Rewrite the lines below as a numbered list, skipping any blank lines. Leave the pictures out of your answer.

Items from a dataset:
========================================================================

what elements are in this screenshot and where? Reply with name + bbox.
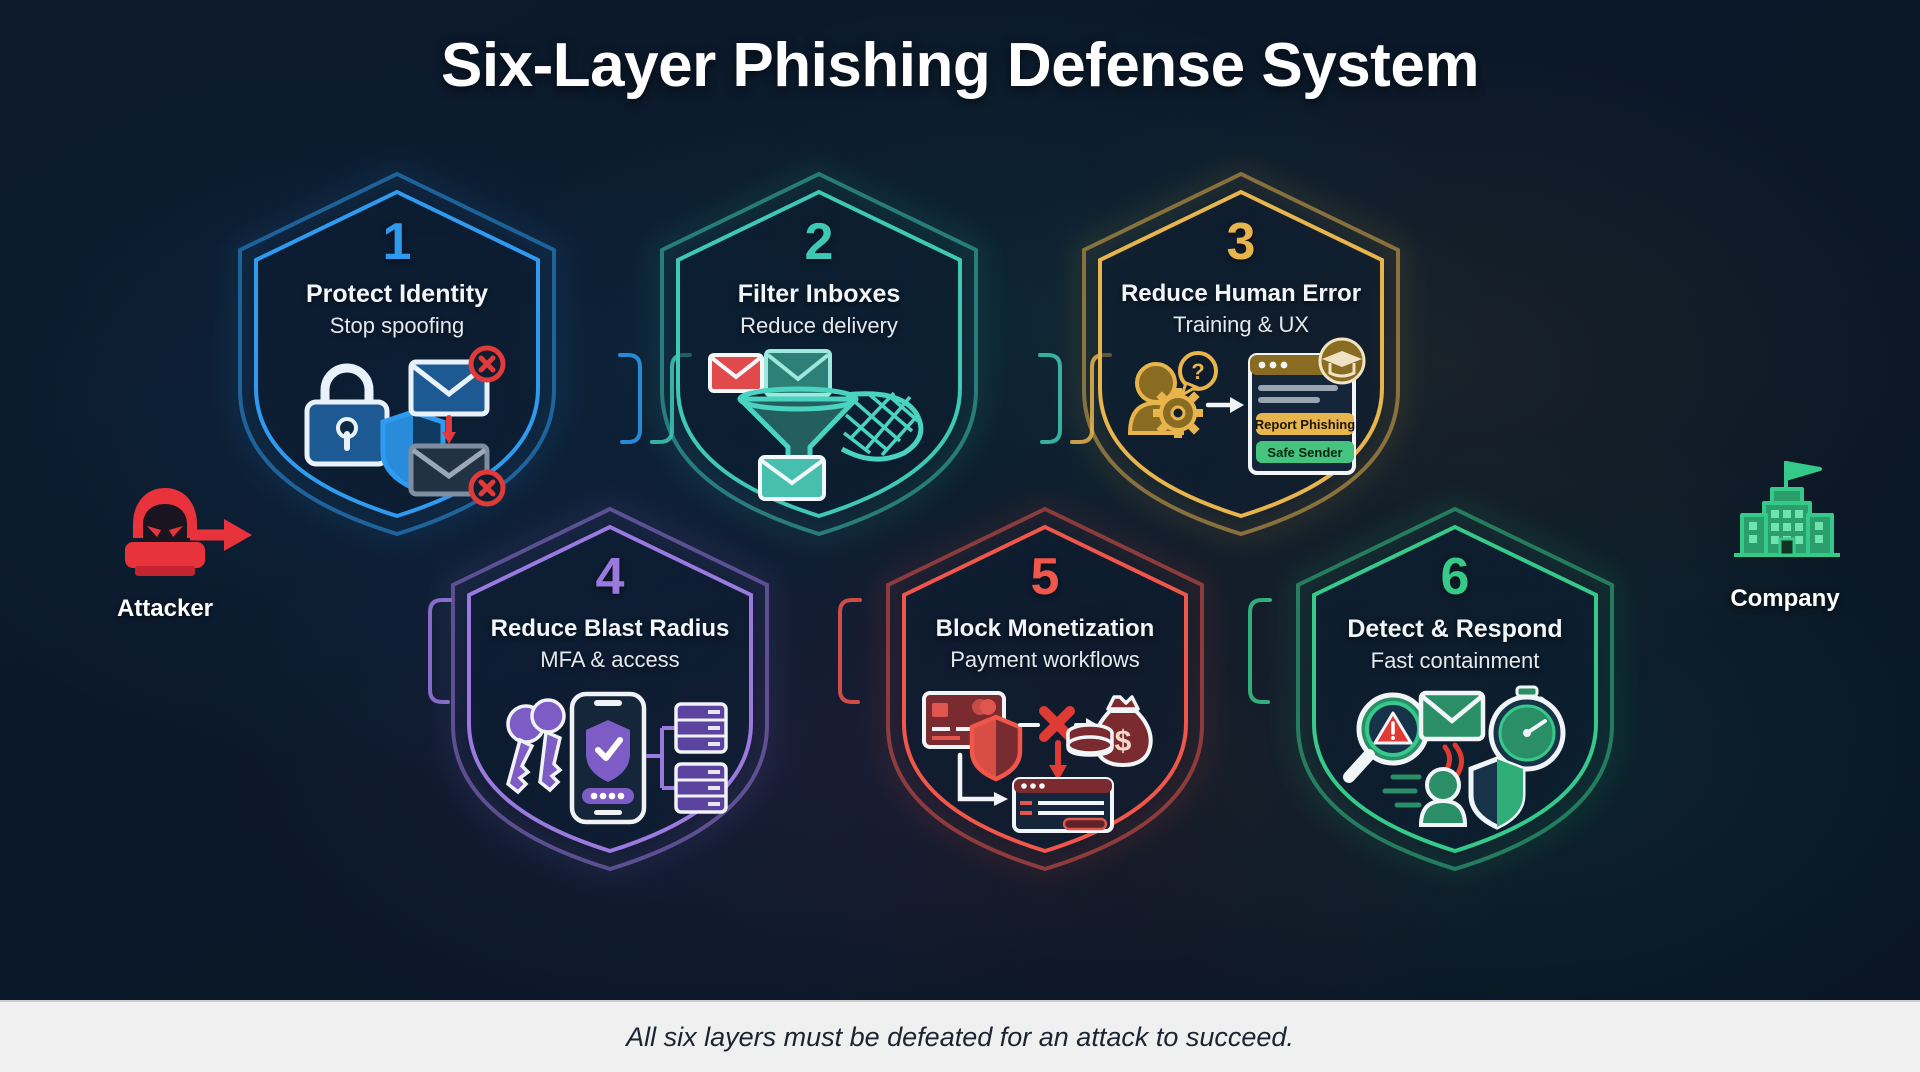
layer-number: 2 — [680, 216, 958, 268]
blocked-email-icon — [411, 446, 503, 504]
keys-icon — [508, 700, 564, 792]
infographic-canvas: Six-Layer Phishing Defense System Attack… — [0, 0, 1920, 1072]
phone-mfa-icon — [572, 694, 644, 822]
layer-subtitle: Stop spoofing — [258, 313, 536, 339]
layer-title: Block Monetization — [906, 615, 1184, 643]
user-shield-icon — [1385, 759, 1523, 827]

========================================================================

TASK SOLUTION:
1. what elements are in this screenshot and where? Reply with name + bbox.
2. layer-number: 2 — [680, 216, 958, 268]
3. blocked-email-icon — [411, 446, 503, 504]
4. keys-icon — [508, 700, 564, 792]
5. infographic-canvas: Six-Layer Phishing Defense System Attack… — [0, 0, 1920, 1072]
6. phone-mfa-icon — [572, 694, 644, 822]
7. layer-subtitle: Stop spoofing — [258, 313, 536, 339]
8. layer-title: Block Monetization — [906, 615, 1184, 643]
9. user-shield-icon — [1385, 759, 1523, 827]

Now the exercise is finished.